▶ Выбранный текст

++++++++

Я несколько раз читал, что Фрейд был настолько неприветливым, что всегда ссорился со своими друзьями, что он был пессимистом и высокомерным человеком. Мне хотелось бы рассмотреть, какой же элемент истины заключается в таких неблагоприятных отзывах. Чаще всего мне задавали вопрос о его готовности к сотрудничеству. Мне всегда было легко и приятно с ним работать, и я уверен, что любой другой человек, оказавшийся в моем положении, сказал бы то же самое. Фрейд был очень жизнерадостным, приятным и веселым компаньоном и редко высказывал резкую критику относительно всевозможных планов, которые мы перед ним развертывали. Конечно, справедливо, что время от времени тот или иной из нас проявлял собственные предрассудки, которые могли быть настолько сильными, что ничего не оставалось делать, как выбирать иной курс действий.

++++++++

Собранные записи данных
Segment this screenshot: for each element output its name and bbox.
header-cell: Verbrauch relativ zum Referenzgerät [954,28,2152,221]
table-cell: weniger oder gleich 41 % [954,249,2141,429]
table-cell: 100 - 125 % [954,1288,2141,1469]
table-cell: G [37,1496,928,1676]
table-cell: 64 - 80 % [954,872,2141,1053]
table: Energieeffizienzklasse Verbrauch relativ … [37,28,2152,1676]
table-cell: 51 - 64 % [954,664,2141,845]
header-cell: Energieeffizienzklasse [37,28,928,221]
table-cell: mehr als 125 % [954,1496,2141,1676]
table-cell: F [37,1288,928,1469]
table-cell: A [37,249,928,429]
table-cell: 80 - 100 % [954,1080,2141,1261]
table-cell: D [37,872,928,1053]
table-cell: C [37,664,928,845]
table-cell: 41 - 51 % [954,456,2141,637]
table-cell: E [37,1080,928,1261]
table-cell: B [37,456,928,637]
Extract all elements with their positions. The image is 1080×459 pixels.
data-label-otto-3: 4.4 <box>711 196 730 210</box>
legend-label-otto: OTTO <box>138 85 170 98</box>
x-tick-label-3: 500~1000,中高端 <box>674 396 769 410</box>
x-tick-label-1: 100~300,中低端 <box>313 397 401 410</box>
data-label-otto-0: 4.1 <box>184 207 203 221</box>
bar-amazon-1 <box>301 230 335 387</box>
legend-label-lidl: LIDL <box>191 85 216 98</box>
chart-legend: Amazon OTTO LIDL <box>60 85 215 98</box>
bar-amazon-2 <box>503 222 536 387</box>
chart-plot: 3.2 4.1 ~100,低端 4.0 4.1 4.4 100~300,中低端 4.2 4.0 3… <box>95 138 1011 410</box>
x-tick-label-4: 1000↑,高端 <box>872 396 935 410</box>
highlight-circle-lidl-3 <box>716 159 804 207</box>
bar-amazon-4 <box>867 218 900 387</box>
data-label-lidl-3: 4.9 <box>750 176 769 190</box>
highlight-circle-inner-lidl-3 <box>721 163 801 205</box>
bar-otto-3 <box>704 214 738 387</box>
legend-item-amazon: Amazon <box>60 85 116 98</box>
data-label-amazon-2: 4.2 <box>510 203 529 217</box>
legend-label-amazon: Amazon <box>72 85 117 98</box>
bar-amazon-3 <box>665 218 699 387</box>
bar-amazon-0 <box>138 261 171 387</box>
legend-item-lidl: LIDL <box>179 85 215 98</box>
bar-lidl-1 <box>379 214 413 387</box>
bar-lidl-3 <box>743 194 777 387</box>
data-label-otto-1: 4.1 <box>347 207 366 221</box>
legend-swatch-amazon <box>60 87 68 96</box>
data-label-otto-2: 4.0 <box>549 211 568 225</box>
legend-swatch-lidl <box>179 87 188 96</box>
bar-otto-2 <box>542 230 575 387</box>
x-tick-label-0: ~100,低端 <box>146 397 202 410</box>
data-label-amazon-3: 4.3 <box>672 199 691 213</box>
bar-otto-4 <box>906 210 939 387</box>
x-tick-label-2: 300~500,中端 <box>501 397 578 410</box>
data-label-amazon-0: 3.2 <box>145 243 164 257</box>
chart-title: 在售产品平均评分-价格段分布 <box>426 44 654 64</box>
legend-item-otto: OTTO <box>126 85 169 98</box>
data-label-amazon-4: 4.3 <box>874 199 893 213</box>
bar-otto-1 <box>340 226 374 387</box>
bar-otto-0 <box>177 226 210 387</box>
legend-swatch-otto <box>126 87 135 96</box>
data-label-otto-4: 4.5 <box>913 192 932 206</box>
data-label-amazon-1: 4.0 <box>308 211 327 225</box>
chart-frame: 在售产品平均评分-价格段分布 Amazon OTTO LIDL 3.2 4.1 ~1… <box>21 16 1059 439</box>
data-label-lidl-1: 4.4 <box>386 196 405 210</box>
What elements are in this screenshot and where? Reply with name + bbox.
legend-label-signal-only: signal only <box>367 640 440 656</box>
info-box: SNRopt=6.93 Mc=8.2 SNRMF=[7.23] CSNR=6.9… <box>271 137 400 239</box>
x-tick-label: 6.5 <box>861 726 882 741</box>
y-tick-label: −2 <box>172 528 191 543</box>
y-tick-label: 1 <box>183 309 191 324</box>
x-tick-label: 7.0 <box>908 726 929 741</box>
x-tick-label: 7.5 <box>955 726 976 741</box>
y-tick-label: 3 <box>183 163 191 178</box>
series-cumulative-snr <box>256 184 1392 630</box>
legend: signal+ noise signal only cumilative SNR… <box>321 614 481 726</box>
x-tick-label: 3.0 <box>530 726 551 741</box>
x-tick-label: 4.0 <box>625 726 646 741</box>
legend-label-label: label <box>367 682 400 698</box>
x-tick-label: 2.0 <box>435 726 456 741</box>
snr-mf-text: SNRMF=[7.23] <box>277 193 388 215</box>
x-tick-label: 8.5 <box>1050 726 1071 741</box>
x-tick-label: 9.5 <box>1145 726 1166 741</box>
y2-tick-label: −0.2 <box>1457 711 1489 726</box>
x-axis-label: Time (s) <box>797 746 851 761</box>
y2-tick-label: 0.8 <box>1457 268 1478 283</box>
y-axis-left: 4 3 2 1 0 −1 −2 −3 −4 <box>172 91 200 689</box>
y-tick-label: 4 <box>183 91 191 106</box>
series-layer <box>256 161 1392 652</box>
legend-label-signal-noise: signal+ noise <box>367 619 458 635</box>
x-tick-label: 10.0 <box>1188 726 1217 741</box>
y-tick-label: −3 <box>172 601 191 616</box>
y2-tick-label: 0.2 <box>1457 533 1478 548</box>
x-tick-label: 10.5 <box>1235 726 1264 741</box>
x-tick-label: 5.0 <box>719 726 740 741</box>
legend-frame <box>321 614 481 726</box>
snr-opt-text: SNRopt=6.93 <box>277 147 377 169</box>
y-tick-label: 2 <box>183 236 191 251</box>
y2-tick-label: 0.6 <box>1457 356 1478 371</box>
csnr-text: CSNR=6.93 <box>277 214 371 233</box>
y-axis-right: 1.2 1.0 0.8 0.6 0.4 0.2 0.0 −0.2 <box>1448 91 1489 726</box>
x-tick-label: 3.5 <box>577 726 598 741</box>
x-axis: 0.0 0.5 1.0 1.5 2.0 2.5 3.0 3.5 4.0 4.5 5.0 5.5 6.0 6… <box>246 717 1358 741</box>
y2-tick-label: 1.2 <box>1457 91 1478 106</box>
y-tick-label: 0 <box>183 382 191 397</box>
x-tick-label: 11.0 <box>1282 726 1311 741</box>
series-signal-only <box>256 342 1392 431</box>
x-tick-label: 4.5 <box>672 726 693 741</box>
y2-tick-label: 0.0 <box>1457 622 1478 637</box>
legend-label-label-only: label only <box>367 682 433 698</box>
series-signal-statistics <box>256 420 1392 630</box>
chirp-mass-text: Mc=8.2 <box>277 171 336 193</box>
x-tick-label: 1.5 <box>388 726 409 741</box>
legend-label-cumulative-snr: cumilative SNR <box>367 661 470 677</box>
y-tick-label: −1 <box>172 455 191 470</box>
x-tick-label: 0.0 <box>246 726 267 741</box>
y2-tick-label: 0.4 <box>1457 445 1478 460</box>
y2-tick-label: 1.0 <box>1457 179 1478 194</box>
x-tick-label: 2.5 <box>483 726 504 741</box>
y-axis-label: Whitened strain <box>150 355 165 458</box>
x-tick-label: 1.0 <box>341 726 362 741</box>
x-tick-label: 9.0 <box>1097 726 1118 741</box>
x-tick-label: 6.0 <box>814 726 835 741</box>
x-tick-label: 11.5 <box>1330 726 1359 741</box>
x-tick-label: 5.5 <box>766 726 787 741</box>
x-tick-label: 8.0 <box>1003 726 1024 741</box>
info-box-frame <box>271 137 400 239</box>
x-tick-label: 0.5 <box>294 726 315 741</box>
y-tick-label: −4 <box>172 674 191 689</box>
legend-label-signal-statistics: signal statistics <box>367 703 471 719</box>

++++++++

▶ Задание
Перепишите текст о Фрейде целиком, ничего в нем не меняя. Строки здесь никак не используются.

▶ Решение
Я несколько раз читал, что Фрейд был настолько неприветливым, что всегда ссорился со своими друзьями, что он был пессимистом и высокомерным человеком. Мне хотелось бы рассмотреть, какой же элемент истины заключается в таких неблагоприятных отзывах. Чаще всего мне задавали вопрос о его готовности к сотрудничеству. Мне всегда было легко и приятно с ним работать, и я уверен, что любой другой человек, оказавшийся в моем положении, сказал бы то же самое. Фрейд был очень жизнерадостным, приятным и веселым компаньоном и редко высказывал резкую критику относительно всевозможных планов, которые мы перед ним развертывали. Конечно, справедливо, что время от времени тот или иной из нас проявлял собственные предрассудки, которые могли быть настолько сильными, что ничего не оставалось делать, как выбирать иной курс действий.